EXERCISE MATERIAL>
/---

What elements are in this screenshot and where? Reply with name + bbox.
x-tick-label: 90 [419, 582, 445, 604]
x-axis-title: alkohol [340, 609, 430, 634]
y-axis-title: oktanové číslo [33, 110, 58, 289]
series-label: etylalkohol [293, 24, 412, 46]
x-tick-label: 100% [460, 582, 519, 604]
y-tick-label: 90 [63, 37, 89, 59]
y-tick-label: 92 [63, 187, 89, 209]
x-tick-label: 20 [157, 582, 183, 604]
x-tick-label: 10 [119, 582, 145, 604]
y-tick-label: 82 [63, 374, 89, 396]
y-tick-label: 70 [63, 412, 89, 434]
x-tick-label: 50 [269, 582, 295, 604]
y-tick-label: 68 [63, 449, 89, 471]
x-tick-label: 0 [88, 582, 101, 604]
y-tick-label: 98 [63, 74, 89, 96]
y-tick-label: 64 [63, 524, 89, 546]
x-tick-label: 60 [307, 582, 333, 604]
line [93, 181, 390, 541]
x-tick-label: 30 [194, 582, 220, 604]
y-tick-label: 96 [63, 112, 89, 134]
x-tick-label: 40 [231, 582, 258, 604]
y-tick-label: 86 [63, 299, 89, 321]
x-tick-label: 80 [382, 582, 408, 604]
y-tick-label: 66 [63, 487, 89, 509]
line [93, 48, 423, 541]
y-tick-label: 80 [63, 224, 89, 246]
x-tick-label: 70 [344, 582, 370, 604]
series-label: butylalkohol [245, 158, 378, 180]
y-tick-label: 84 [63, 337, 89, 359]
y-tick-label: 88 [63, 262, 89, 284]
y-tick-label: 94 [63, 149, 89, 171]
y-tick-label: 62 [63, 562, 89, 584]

\---
/---

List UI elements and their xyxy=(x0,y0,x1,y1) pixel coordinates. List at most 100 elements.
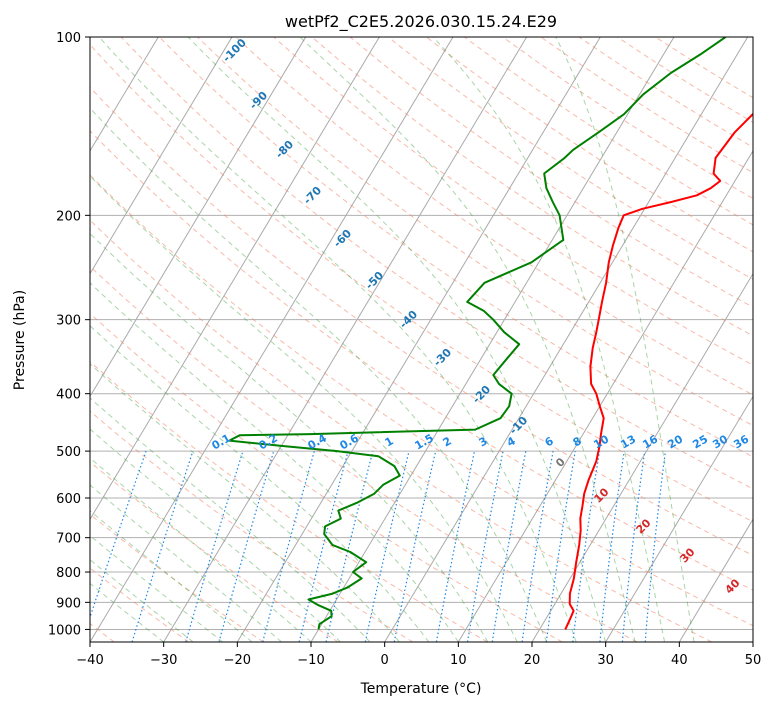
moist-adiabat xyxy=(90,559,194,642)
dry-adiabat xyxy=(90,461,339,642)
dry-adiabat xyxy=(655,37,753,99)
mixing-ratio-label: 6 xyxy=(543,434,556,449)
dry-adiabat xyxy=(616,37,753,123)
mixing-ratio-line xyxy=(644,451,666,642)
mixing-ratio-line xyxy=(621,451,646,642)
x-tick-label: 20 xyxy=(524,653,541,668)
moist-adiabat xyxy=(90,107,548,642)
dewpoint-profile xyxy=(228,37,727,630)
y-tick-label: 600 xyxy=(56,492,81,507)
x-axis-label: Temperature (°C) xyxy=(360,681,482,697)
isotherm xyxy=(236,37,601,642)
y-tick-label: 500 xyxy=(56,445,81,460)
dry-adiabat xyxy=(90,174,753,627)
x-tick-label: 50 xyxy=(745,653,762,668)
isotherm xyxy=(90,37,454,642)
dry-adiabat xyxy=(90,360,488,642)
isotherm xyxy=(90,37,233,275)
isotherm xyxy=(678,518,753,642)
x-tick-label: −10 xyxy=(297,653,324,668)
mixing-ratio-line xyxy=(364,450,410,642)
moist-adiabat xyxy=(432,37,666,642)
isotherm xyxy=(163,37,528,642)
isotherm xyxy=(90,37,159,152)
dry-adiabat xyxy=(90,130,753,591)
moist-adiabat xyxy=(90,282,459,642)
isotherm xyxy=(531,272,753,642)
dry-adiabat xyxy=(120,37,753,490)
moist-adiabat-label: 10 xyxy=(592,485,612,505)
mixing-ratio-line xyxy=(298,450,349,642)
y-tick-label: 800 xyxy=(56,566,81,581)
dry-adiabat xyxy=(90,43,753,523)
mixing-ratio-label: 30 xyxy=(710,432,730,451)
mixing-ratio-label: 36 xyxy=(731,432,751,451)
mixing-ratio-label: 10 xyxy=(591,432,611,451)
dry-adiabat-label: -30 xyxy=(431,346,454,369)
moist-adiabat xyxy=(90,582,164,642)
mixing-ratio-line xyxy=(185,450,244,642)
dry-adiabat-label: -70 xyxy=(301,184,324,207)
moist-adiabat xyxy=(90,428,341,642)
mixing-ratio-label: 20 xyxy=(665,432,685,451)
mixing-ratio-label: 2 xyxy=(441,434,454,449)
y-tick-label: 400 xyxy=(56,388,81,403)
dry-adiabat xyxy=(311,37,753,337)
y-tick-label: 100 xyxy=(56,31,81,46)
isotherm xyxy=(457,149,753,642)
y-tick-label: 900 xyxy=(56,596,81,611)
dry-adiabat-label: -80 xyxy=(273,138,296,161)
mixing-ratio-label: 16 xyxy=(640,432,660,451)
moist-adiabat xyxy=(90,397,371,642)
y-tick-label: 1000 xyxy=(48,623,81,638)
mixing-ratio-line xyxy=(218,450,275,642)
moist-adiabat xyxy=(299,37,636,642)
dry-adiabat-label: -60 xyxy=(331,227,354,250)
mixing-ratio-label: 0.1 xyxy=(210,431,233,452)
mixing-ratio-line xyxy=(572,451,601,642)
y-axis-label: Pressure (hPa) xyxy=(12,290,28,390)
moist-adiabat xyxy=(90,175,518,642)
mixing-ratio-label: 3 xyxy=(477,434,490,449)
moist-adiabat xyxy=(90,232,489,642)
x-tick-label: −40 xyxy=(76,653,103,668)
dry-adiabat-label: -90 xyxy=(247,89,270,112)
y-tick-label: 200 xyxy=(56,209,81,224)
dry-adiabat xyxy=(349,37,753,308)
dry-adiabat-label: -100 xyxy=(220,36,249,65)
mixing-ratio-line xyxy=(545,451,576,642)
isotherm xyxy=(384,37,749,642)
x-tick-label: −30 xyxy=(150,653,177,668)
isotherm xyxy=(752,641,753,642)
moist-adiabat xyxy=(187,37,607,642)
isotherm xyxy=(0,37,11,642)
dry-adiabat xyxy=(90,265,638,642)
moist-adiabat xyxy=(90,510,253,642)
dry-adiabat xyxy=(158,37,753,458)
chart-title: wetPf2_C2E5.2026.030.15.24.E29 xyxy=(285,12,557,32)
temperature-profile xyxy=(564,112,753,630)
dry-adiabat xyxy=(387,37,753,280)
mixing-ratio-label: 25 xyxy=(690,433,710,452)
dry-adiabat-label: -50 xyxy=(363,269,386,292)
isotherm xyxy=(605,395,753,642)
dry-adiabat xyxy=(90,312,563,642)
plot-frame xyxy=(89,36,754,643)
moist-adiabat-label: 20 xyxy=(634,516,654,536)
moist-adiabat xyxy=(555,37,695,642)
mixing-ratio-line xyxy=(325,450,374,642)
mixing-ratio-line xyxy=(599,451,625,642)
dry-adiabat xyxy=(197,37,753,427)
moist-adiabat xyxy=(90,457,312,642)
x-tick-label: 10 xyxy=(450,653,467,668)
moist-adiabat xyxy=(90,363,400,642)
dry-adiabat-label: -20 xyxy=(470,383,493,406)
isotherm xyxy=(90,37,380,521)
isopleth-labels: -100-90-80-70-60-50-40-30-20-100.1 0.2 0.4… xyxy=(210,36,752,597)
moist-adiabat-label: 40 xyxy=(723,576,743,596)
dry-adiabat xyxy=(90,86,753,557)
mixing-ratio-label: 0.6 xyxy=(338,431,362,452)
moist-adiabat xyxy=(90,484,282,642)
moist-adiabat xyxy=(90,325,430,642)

\---

OBJECTIVE> Quote the rows from the line containing "What elements are" through the line containing "y-tick-label: 70 [63, 412, 89, 434]", including both of those lines.

SOLVED EXERCISE>
What elements are in this screenshot and where? Reply with name + bbox.
x-tick-label: 90 [419, 582, 445, 604]
x-axis-title: alkohol [340, 609, 430, 634]
y-axis-title: oktanové číslo [33, 110, 58, 289]
series-label: etylalkohol [293, 24, 412, 46]
x-tick-label: 100% [460, 582, 519, 604]
y-tick-label: 90 [63, 37, 89, 59]
y-tick-label: 92 [63, 187, 89, 209]
x-tick-label: 20 [157, 582, 183, 604]
x-tick-label: 10 [119, 582, 145, 604]
y-tick-label: 82 [63, 374, 89, 396]
y-tick-label: 70 [63, 412, 89, 434]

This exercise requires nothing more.